BEGIN Records for the task

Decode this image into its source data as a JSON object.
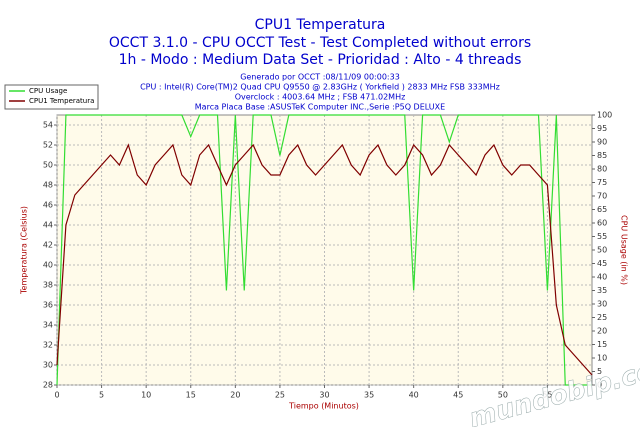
{
  "chart_data": {
    "type": "line",
    "title": "CPU1 Temperatura",
    "subtitle": [
      "OCCT 3.1.0 - CPU OCCT Test - Test Completed without errors",
      "1h - Modo : Medium Data Set - Prioridad : Alto - 4 threads"
    ],
    "info": [
      "Generado por OCCT :08/11/09 00:00:33",
      "CPU : Intel(R) Core(TM)2 Quad CPU Q9550 @ 2.83GHz ( Yorkfield ) 2833 MHz FSB 333MHz",
      "Overclock : 4003.64 MHz ; FSB 471.02MHz",
      "Marca Placa Base :ASUSTeK Computer INC.,Serie :P5Q DELUXE"
    ],
    "x_label": "Tiempo (Minutos)",
    "y_label": "Temperatura (Celsius)",
    "y2_label": "CPU Usage (in %)",
    "watermark": "mundobip.com",
    "x": [
      0,
      1,
      2,
      3,
      4,
      5,
      6,
      7,
      8,
      9,
      10,
      11,
      12,
      13,
      14,
      15,
      16,
      17,
      18,
      19,
      20,
      21,
      22,
      23,
      24,
      25,
      26,
      27,
      28,
      29,
      30,
      31,
      32,
      33,
      34,
      35,
      36,
      37,
      38,
      39,
      40,
      41,
      42,
      43,
      44,
      45,
      46,
      47,
      48,
      49,
      50,
      51,
      52,
      53,
      54,
      55,
      56,
      57,
      58,
      59,
      60
    ],
    "series": [
      {
        "name": "CPU Usage",
        "color": "#33dd33",
        "axis": "y2",
        "values": [
          0,
          100,
          100,
          100,
          100,
          100,
          100,
          100,
          100,
          100,
          100,
          100,
          100,
          100,
          100,
          92,
          100,
          100,
          100,
          35,
          100,
          35,
          100,
          100,
          100,
          85,
          100,
          100,
          100,
          100,
          100,
          100,
          100,
          100,
          100,
          100,
          100,
          100,
          100,
          100,
          35,
          100,
          100,
          100,
          90,
          100,
          100,
          100,
          100,
          100,
          100,
          100,
          100,
          100,
          100,
          35,
          100,
          0,
          0,
          0,
          0
        ]
      },
      {
        "name": "CPU1 Temperatura",
        "color": "#800000",
        "values": [
          30,
          44,
          47,
          48,
          49,
          50,
          51,
          50,
          52,
          49,
          48,
          50,
          51,
          52,
          49,
          48,
          51,
          52,
          50,
          48,
          50,
          51,
          52,
          50,
          49,
          49,
          51,
          52,
          50,
          49,
          50,
          51,
          52,
          50,
          49,
          51,
          52,
          50,
          49,
          50,
          52,
          51,
          49,
          50,
          52,
          51,
          50,
          49,
          51,
          52,
          50,
          49,
          50,
          50,
          49,
          48,
          36,
          32,
          31,
          30,
          29
        ]
      }
    ],
    "xlim": [
      0,
      60
    ],
    "xticks": [
      0,
      5,
      10,
      15,
      20,
      25,
      30,
      35,
      40,
      45,
      50,
      55
    ],
    "ylim": [
      28,
      55
    ],
    "yticks": [
      28,
      30,
      32,
      34,
      36,
      38,
      40,
      42,
      44,
      46,
      48,
      50,
      52,
      54
    ],
    "y2lim": [
      0,
      100
    ],
    "y2ticks": [
      0,
      5,
      10,
      15,
      20,
      25,
      30,
      35,
      40,
      45,
      50,
      55,
      60,
      65,
      70,
      75,
      80,
      85,
      90,
      95,
      100
    ],
    "grid": true,
    "legend": "top-left"
  }
}
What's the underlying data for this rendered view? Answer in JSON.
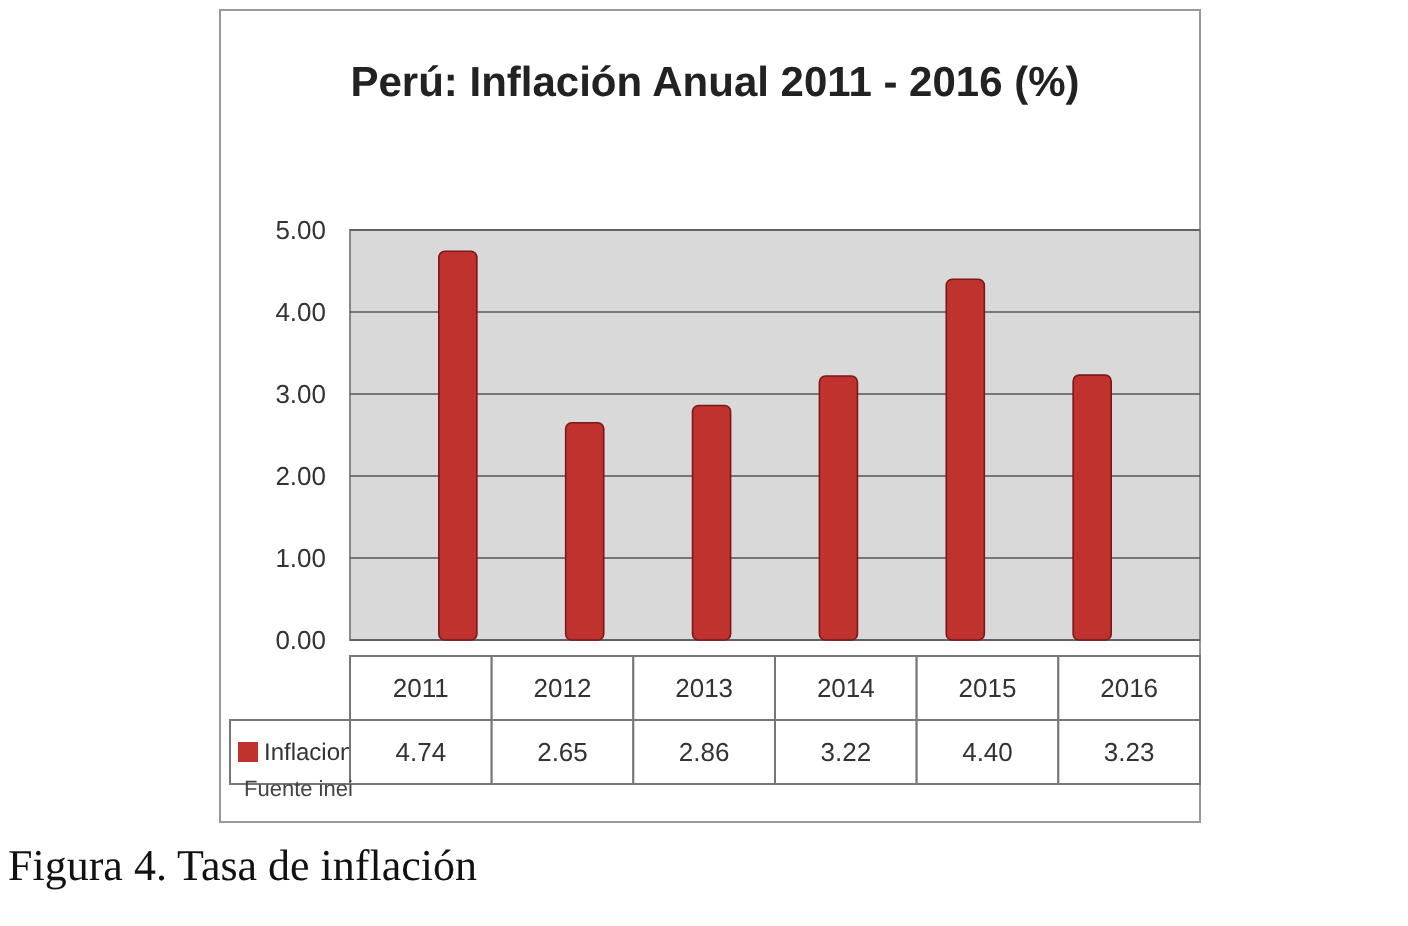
{
  "chart_data": {
    "type": "bar",
    "title": "Perú: Inflación Anual 2011 - 2016 (%)",
    "categories": [
      "2011",
      "2012",
      "2013",
      "2014",
      "2015",
      "2016"
    ],
    "series": [
      {
        "name": "Inflacion",
        "color": "#c0322e",
        "values": [
          4.74,
          2.65,
          2.86,
          3.22,
          4.4,
          3.23
        ],
        "value_labels": [
          "4.74",
          "2.65",
          "2.86",
          "3.22",
          "4.40",
          "3.23"
        ]
      }
    ],
    "ylim": [
      0,
      5
    ],
    "yticks": [
      {
        "value": 0,
        "label": "0.00"
      },
      {
        "value": 1,
        "label": "1.00"
      },
      {
        "value": 2,
        "label": "2.00"
      },
      {
        "value": 3,
        "label": "3.00"
      },
      {
        "value": 4,
        "label": "4.00"
      },
      {
        "value": 5,
        "label": "5.00"
      }
    ],
    "grid": "y",
    "legend": "bottom",
    "annotations": [
      "Fuente inei",
      "Figura 4. Tasa de inflación"
    ]
  }
}
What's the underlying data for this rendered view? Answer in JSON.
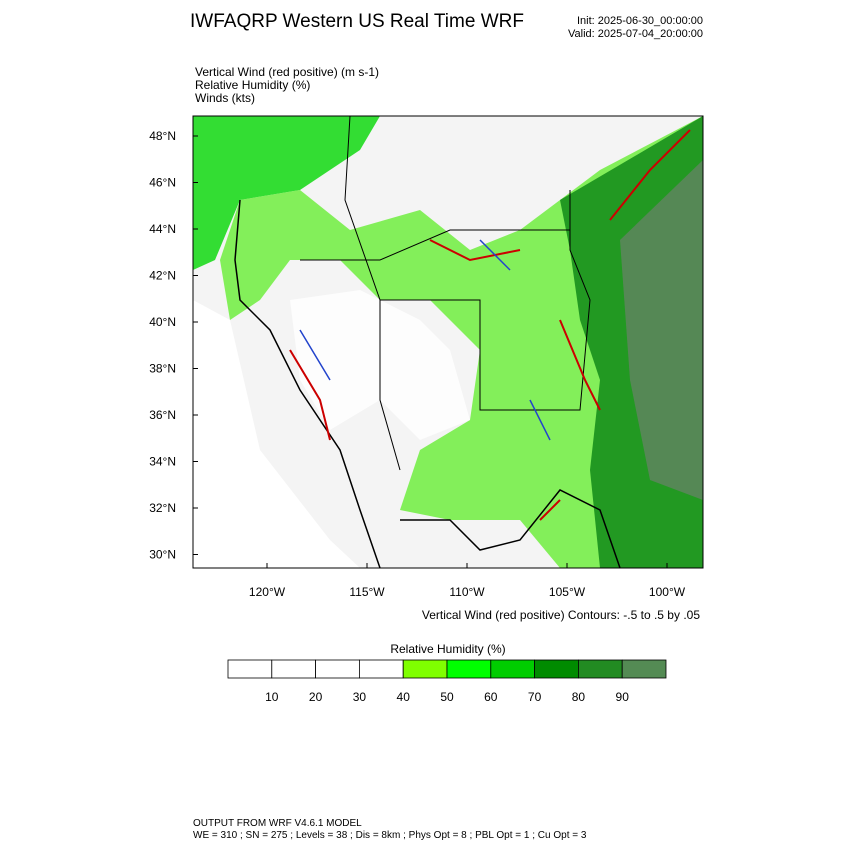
{
  "header": {
    "title": "IWFAQRP Western US Real Time WRF",
    "init": "Init: 2025-06-30_00:00:00",
    "valid": "Valid: 2025-07-04_20:00:00"
  },
  "fields": [
    "Vertical Wind (red positive)   (m s-1)",
    "Relative Humidity   (%)",
    "Winds   (kts)"
  ],
  "map": {
    "lat_ticks": [
      "48°N",
      "46°N",
      "44°N",
      "42°N",
      "40°N",
      "38°N",
      "36°N",
      "34°N",
      "32°N",
      "30°N"
    ],
    "lon_ticks": [
      "120°W",
      "115°W",
      "110°W",
      "105°W",
      "100°W"
    ],
    "contour_note": "Vertical Wind (red positive) Contours: -.5 to .5 by .05"
  },
  "colorbar": {
    "title": "Relative Humidity   (%)",
    "colors": [
      "#ffffff",
      "#ffffff",
      "#ffffff",
      "#ffffff",
      "#7fff00",
      "#00ff00",
      "#00cd00",
      "#008b00",
      "#228b22",
      "#548b54"
    ],
    "labels": [
      10,
      20,
      30,
      40,
      50,
      60,
      70,
      80,
      90
    ]
  },
  "footer": {
    "line1": "OUTPUT FROM WRF V4.6.1 MODEL",
    "line2": "WE = 310 ; SN = 275 ; Levels = 38 ; Dis = 8km ; Phys Opt = 8 ; PBL Opt = 1 ; Cu Opt = 3"
  }
}
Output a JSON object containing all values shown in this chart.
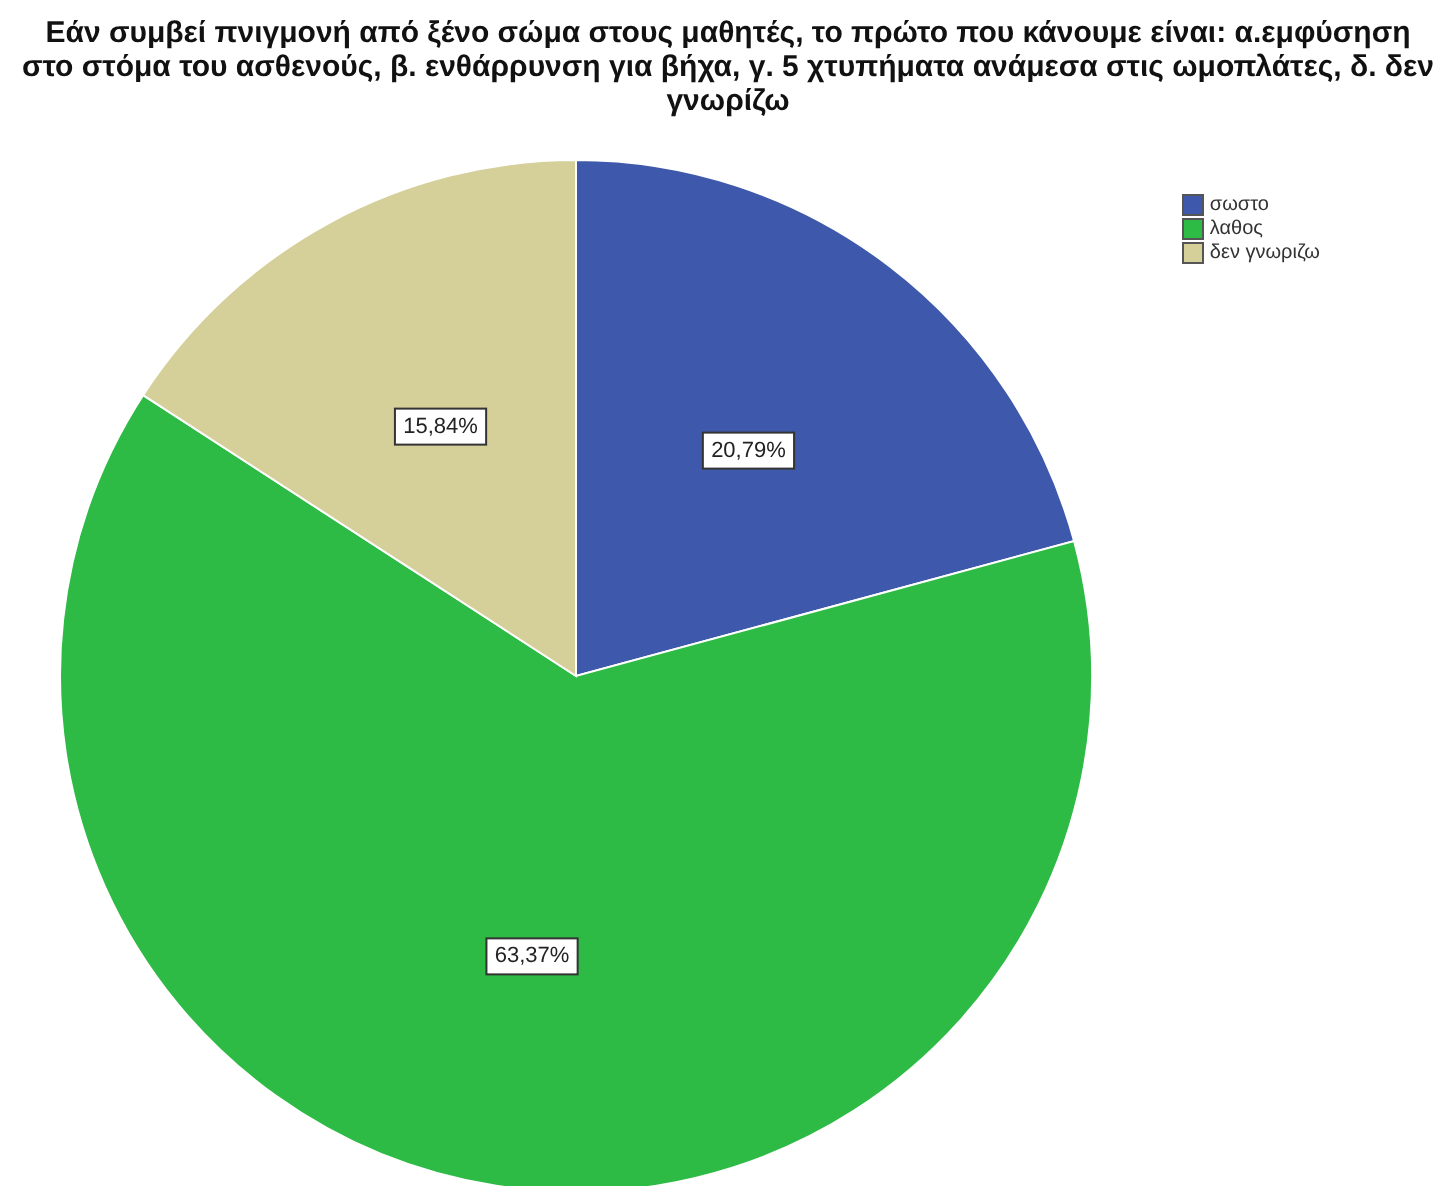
{
  "chart_data": {
    "type": "pie",
    "title": "Εάν συμβεί πνιγμονή από ξένο σώμα στους μαθητές, το πρώτο που κάνουμε είναι: α.εμφύσηση στο στόμα του ασθενούς, β. ενθάρρυνση για βήχα, γ. 5 χτυπήματα ανάμεσα στις ωμοπλάτες, δ. δεν γνωρίζω",
    "categories": [
      "σωστο",
      "λαθος",
      "δεν γνωριζω"
    ],
    "values": [
      20.79,
      63.37,
      15.84
    ],
    "colors": [
      "#3e58ac",
      "#2dbb45",
      "#d5cf9a"
    ],
    "value_labels": [
      "20,79%",
      "63,37%",
      "15,84%"
    ],
    "legend": "top right"
  }
}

END Records for the task

» Objective
Wherever "Humidity" shows up in a line, copy that line.

» Solved exercise
    "Relative Humidity   (%)",
    "title": "Relative Humidity   (%)",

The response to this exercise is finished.